◆ TASK DESCRIPTION:
Present each line of these records as a numbered list, omitting blank lines.

◆ STORED RECORDS:
● ● ● ● ● ● ●
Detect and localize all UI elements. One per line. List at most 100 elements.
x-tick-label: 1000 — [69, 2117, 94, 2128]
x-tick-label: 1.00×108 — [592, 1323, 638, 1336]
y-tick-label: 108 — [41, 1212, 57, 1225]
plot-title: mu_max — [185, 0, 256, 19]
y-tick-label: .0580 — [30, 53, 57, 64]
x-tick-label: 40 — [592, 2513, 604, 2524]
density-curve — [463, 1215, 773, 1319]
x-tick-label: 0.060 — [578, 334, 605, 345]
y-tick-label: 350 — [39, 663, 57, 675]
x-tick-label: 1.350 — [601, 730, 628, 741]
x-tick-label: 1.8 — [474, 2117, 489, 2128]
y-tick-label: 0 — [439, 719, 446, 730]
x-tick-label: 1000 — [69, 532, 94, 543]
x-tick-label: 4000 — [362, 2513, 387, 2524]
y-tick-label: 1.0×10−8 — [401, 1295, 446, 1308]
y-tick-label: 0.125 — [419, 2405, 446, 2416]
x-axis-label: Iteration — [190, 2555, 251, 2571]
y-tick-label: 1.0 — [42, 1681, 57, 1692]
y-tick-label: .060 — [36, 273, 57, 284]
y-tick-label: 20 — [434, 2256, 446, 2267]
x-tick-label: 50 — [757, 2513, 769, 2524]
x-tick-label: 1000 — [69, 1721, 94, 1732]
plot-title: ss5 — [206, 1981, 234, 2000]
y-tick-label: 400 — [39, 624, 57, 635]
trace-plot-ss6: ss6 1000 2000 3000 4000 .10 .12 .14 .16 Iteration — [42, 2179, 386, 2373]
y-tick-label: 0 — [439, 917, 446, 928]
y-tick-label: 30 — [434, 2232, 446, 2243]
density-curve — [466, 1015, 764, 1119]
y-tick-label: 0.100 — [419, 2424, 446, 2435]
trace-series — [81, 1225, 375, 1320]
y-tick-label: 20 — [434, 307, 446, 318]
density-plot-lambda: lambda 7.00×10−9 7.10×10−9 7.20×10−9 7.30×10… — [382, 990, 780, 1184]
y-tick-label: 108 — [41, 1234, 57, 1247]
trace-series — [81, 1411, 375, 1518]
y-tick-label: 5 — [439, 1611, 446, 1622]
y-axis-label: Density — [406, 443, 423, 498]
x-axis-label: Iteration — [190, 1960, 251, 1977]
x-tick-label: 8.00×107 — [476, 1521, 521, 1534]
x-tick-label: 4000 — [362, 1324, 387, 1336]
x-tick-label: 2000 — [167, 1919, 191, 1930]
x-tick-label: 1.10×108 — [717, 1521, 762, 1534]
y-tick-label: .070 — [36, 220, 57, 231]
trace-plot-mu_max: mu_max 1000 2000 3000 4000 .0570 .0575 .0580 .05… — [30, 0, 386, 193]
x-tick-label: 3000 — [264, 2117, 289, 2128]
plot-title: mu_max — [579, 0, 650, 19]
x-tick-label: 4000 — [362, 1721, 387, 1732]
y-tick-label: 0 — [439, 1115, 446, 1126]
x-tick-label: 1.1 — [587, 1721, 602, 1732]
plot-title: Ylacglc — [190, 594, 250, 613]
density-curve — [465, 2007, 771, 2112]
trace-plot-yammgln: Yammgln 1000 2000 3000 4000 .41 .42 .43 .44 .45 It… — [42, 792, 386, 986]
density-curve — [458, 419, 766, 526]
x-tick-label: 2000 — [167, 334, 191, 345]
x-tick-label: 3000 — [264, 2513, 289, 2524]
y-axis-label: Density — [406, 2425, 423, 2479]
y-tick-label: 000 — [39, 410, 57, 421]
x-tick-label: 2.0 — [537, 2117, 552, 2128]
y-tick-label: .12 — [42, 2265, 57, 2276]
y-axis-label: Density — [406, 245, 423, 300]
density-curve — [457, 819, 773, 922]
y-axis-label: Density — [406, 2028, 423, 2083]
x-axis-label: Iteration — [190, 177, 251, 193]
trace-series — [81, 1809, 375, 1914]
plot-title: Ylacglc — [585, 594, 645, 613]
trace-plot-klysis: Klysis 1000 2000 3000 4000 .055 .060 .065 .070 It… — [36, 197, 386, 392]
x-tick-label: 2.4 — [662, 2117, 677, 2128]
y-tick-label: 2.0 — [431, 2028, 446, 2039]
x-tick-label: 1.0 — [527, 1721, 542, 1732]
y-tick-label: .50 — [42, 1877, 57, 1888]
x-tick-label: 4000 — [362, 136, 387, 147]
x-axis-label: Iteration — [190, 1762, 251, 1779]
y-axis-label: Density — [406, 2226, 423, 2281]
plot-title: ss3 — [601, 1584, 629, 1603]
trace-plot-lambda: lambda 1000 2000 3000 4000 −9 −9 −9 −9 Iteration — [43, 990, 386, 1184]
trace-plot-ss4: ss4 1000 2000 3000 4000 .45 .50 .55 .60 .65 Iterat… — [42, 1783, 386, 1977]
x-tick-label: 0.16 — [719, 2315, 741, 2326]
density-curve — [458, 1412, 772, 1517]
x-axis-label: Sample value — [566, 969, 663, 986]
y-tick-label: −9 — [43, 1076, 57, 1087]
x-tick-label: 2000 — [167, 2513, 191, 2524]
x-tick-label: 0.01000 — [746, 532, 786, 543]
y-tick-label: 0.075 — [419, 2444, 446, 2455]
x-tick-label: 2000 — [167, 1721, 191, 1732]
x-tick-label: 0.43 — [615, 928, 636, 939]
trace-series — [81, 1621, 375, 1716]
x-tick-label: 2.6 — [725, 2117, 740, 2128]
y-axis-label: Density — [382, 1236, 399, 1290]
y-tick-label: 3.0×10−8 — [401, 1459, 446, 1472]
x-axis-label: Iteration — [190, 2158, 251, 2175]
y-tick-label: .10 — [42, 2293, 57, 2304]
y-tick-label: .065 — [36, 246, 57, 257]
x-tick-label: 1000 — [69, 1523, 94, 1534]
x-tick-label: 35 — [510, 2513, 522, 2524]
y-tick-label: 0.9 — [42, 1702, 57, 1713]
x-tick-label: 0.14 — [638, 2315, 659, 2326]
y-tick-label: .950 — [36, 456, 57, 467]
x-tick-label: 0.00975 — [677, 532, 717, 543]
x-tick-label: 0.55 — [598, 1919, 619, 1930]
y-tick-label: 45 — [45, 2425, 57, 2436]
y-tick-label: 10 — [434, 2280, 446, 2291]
● ● ● ● ● ● ●
◆ EXPECTED ANSWER:
1. Detect and localize all UI elements. One per line. List at most 100 elements.
2. x-tick-label: 1000 — [69, 2117, 94, 2128]
3. x-tick-label: 1.00×108 — [592, 1323, 638, 1336]
4. y-tick-label: 108 — [41, 1212, 57, 1225]
5. plot-title: mu_max — [185, 0, 256, 19]
6. y-tick-label: .0580 — [30, 53, 57, 64]
7. x-tick-label: 40 — [592, 2513, 604, 2524]
8. density-curve — [463, 1215, 773, 1319]
9. x-tick-label: 0.060 — [578, 334, 605, 345]
10. y-tick-label: 350 — [39, 663, 57, 675]
11. x-tick-label: 1.350 — [601, 730, 628, 741]
12. x-tick-label: 1.8 — [474, 2117, 489, 2128]
13. y-tick-label: 0 — [439, 719, 446, 730]
14. x-tick-label: 1000 — [69, 532, 94, 543]
15. x-tick-label: 4000 — [362, 2513, 387, 2524]
16. y-tick-label: 1.0×10−8 — [401, 1295, 446, 1308]
17. y-tick-label: 0.125 — [419, 2405, 446, 2416]
18. x-axis-label: Iteration — [190, 2555, 251, 2571]
19. y-tick-label: 1.0 — [42, 1681, 57, 1692]
20. y-tick-label: .060 — [36, 273, 57, 284]
21. y-tick-label: 20 — [434, 2256, 446, 2267]
22. x-tick-label: 50 — [757, 2513, 769, 2524]
23. x-tick-label: 1000 — [69, 1721, 94, 1732]
24. plot-title: ss5 — [206, 1981, 234, 2000]
25. y-tick-label: 400 — [39, 624, 57, 635]
26. trace-plot-ss6: ss6 1000 2000 3000 4000 .10 .12 .14 .16 Iteration — [42, 2179, 386, 2373]
27. y-tick-label: 0 — [439, 917, 446, 928]
28. y-tick-label: 30 — [434, 2232, 446, 2243]
29. density-curve — [466, 1015, 764, 1119]
30. y-tick-label: 0.100 — [419, 2424, 446, 2435]
31. trace-series — [81, 1225, 375, 1320]
32. y-tick-label: 20 — [434, 307, 446, 318]
33. density-plot-lambda: lambda 7.00×10−9 7.10×10−9 7.20×10−9 7.30×10… — [382, 990, 780, 1184]
34. y-tick-label: 108 — [41, 1234, 57, 1247]
35. trace-series — [81, 1411, 375, 1518]
36. y-tick-label: 5 — [439, 1611, 446, 1622]
37. y-axis-label: Density — [406, 443, 423, 498]
38. x-axis-label: Iteration — [190, 1960, 251, 1977]
39. x-tick-label: 8.00×107 — [476, 1521, 521, 1534]
40. x-tick-label: 4000 — [362, 1324, 387, 1336]
41. x-tick-label: 2000 — [167, 1919, 191, 1930]
42. x-tick-label: 1.10×108 — [717, 1521, 762, 1534]
43. y-tick-label: .070 — [36, 220, 57, 231]
44. trace-plot-mu_max: mu_max 1000 2000 3000 4000 .0570 .0575 .0580 .05… — [30, 0, 386, 193]
45. x-tick-label: 3000 — [264, 2117, 289, 2128]
46. plot-title: mu_max — [579, 0, 650, 19]
47. x-tick-label: 4000 — [362, 1721, 387, 1732]
48. y-tick-label: 0 — [439, 1115, 446, 1126]
49. x-tick-label: 1.1 — [587, 1721, 602, 1732]
50. plot-title: Ylacglc — [190, 594, 250, 613]
51. density-curve — [465, 2007, 771, 2112]
52. trace-plot-yammgln: Yammgln 1000 2000 3000 4000 .41 .42 .43 .44 .45 It… — [42, 792, 386, 986]
53. density-curve — [458, 419, 766, 526]
54. x-tick-label: 2000 — [167, 334, 191, 345]
55. x-tick-label: 3000 — [264, 2513, 289, 2524]
56. y-axis-label: Density — [406, 2425, 423, 2479]
57. y-tick-label: 000 — [39, 410, 57, 421]
58. x-tick-label: 2.0 — [537, 2117, 552, 2128]
59. y-tick-label: .12 — [42, 2265, 57, 2276]
60. y-axis-label: Density — [406, 245, 423, 300]
61. density-curve — [457, 819, 773, 922]
62. y-axis-label: Density — [406, 2028, 423, 2083]
63. x-axis-label: Iteration — [190, 177, 251, 193]
64. trace-series — [81, 1809, 375, 1914]
65. plot-title: Ylacglc — [585, 594, 645, 613]
66. trace-plot-klysis: Klysis 1000 2000 3000 4000 .055 .060 .065 .070 It… — [36, 197, 386, 392]
67. x-tick-label: 2.4 — [662, 2117, 677, 2128]
68. y-tick-label: 2.0 — [431, 2028, 446, 2039]
69. x-tick-label: 1.0 — [527, 1721, 542, 1732]
70. y-tick-label: .50 — [42, 1877, 57, 1888]
71. x-tick-label: 4000 — [362, 136, 387, 147]
72. x-axis-label: Iteration — [190, 1762, 251, 1779]
73. y-axis-label: Density — [406, 2226, 423, 2281]
74. plot-title: ss3 — [601, 1584, 629, 1603]
75. trace-plot-lambda: lambda 1000 2000 3000 4000 −9 −9 −9 −9 Iteration — [43, 990, 386, 1184]
76. trace-plot-ss4: ss4 1000 2000 3000 4000 .45 .50 .55 .60 .65 Iterat… — [42, 1783, 386, 1977]
77. x-tick-label: 0.16 — [719, 2315, 741, 2326]
78. density-curve — [458, 1412, 772, 1517]
79. x-axis-label: Sample value — [566, 969, 663, 986]
80. y-tick-label: −9 — [43, 1076, 57, 1087]
81. x-tick-label: 2000 — [167, 2513, 191, 2524]
82. x-tick-label: 0.01000 — [746, 532, 786, 543]
83. y-tick-label: 0.075 — [419, 2444, 446, 2455]
84. x-tick-label: 2000 — [167, 1721, 191, 1732]
85. x-tick-label: 0.43 — [615, 928, 636, 939]
86. trace-series — [81, 1621, 375, 1716]
87. x-tick-label: 2.6 — [725, 2117, 740, 2128]
88. y-axis-label: Density — [382, 1236, 399, 1290]
89. y-tick-label: 3.0×10−8 — [401, 1459, 446, 1472]
90. x-axis-label: Iteration — [190, 2158, 251, 2175]
91. y-tick-label: .10 — [42, 2293, 57, 2304]
92. y-tick-label: .065 — [36, 246, 57, 257]
93. x-tick-label: 1000 — [69, 1523, 94, 1534]
94. x-tick-label: 35 — [510, 2513, 522, 2524]
95. y-tick-label: 0.9 — [42, 1702, 57, 1713]
96. x-tick-label: 0.14 — [638, 2315, 659, 2326]
97. y-tick-label: .950 — [36, 456, 57, 467]
98. x-tick-label: 0.00975 — [677, 532, 717, 543]
99. x-tick-label: 0.55 — [598, 1919, 619, 1930]
100. y-tick-label: 45 — [45, 2425, 57, 2436]
101. y-tick-label: 10 — [434, 2280, 446, 2291]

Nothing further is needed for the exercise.